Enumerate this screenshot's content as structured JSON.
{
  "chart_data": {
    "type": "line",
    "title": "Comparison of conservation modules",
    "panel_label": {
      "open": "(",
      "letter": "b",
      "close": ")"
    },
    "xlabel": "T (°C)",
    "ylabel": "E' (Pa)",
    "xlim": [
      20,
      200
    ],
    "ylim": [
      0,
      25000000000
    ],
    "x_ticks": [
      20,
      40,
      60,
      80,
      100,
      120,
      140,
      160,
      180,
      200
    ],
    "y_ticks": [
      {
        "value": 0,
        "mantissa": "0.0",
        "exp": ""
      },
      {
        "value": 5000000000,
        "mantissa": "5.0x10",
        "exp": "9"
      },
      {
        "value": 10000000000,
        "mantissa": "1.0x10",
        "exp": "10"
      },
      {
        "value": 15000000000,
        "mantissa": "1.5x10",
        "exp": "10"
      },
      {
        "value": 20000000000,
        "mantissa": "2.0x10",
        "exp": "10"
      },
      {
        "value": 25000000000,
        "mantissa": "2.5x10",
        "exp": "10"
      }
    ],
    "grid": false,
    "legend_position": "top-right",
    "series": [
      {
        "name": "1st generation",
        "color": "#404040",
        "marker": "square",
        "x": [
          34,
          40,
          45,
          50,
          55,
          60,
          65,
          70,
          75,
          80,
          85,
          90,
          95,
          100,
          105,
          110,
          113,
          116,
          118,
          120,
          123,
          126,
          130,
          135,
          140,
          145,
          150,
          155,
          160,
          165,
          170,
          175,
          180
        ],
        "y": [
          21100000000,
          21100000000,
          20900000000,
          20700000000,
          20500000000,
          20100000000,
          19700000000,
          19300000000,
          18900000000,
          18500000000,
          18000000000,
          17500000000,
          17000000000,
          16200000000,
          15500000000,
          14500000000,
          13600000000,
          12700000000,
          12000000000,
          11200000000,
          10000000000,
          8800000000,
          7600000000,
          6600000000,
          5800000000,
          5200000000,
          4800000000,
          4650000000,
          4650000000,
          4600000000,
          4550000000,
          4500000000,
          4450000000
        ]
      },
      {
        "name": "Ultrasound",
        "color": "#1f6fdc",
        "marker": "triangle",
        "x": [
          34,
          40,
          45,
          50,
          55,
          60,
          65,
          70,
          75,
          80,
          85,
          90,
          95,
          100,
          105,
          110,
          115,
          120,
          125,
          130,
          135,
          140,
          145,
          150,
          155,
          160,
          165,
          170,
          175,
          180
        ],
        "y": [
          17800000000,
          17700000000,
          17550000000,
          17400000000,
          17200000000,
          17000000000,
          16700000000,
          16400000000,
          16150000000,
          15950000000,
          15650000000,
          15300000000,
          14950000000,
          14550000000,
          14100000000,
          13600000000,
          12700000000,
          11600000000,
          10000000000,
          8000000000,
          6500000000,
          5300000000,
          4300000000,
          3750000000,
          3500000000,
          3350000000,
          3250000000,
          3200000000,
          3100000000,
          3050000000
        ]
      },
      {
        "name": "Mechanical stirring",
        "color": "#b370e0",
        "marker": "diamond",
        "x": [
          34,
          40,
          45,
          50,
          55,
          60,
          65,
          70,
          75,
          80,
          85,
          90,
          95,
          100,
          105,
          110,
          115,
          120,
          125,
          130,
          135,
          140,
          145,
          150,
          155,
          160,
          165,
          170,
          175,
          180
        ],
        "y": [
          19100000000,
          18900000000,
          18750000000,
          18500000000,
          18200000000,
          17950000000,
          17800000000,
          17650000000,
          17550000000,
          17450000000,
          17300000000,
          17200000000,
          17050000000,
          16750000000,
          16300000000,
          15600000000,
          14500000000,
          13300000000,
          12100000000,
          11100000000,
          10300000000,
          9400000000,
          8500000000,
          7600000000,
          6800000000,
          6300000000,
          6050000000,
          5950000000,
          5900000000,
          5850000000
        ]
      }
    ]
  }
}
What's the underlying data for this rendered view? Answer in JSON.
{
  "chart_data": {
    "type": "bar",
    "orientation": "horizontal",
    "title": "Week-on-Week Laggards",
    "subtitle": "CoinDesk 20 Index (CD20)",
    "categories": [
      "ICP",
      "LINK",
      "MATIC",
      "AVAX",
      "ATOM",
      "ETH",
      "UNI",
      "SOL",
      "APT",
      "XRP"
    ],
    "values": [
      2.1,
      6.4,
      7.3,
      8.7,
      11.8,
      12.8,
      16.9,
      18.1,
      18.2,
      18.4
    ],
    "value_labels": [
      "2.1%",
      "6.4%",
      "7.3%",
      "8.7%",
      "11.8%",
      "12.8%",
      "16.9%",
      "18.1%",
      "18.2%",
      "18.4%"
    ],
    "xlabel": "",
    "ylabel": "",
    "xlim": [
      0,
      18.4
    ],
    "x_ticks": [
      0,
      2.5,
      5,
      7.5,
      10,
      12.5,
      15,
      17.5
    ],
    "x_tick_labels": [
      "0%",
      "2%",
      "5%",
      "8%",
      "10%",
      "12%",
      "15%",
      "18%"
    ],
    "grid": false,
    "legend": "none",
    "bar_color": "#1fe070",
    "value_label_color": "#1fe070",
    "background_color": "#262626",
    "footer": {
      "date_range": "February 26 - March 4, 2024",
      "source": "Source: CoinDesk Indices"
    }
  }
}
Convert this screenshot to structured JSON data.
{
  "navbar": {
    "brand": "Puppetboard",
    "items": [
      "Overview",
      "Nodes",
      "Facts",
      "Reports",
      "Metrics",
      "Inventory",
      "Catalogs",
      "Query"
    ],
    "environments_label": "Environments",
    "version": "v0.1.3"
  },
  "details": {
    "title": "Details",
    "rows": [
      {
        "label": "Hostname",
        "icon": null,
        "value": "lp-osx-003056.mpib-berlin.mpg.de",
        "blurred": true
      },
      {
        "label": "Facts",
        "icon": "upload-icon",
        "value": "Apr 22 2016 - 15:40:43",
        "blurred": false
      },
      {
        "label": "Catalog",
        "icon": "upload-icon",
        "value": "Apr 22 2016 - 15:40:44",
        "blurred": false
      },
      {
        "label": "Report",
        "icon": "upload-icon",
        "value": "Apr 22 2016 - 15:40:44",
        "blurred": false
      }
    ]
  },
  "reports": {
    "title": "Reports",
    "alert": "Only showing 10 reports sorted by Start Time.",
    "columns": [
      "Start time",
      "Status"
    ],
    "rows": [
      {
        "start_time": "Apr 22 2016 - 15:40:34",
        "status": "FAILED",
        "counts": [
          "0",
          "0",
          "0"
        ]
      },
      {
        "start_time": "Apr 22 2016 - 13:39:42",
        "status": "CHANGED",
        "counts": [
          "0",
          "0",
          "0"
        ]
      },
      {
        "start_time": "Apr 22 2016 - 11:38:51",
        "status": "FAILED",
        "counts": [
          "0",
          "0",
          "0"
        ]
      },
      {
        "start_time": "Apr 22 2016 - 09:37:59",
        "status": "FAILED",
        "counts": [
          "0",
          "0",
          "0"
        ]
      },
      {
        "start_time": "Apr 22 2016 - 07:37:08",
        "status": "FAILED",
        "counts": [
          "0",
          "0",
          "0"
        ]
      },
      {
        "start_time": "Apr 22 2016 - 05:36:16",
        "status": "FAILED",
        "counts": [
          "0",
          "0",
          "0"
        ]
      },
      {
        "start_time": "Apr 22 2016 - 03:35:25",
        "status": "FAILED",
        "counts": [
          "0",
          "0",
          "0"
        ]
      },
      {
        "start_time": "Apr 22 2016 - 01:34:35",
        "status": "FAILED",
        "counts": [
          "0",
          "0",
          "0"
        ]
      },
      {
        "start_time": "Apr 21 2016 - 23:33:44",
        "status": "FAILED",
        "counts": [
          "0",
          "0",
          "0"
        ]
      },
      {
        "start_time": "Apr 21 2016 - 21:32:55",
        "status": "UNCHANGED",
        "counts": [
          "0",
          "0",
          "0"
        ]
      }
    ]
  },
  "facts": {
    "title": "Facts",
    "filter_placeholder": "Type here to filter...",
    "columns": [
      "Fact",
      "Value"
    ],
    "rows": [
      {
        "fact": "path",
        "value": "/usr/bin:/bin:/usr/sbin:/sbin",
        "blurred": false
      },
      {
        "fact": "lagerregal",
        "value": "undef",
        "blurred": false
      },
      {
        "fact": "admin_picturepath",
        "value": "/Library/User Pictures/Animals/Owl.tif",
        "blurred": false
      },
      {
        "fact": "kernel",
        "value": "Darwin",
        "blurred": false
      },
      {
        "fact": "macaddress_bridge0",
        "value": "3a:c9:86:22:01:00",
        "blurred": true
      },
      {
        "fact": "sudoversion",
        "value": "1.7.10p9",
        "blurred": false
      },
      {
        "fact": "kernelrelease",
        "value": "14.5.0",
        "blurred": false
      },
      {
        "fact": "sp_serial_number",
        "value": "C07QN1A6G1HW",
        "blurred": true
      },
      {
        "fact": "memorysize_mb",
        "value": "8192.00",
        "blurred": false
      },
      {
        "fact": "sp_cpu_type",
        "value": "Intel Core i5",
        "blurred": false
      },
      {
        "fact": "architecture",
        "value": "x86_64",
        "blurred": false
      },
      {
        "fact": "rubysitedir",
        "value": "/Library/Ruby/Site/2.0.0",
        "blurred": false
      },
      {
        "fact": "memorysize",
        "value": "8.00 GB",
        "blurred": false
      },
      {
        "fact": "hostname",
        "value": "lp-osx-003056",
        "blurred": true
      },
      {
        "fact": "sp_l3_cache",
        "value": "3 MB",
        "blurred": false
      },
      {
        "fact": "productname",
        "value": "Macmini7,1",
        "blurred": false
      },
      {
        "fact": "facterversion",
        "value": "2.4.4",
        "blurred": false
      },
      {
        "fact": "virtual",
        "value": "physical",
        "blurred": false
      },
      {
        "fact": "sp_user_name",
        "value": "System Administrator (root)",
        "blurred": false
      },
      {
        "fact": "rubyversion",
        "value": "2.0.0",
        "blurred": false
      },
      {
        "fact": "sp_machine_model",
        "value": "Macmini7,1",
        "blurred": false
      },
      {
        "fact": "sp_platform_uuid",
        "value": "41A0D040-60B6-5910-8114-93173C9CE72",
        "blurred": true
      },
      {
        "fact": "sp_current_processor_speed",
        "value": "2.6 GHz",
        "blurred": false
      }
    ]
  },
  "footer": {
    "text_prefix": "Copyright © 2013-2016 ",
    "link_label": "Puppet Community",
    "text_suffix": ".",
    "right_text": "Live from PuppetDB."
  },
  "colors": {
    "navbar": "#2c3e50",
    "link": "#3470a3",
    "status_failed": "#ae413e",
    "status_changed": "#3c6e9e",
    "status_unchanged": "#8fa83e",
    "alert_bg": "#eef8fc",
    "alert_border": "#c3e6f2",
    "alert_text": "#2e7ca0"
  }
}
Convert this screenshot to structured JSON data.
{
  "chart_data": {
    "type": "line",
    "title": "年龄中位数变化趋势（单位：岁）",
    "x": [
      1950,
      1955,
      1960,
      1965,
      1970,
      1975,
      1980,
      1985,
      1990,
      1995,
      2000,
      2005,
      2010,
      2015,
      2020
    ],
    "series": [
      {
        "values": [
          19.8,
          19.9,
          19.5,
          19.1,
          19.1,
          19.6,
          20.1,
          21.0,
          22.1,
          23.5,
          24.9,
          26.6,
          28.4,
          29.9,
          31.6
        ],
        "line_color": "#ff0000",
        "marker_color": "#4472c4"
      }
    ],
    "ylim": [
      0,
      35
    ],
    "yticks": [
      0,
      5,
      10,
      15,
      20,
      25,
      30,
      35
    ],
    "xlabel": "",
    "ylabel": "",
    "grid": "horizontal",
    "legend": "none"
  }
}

+---+

Stated problem: Compute the number of lines above that contain the string "horizontal". Reply with that value only.

Task solution: 2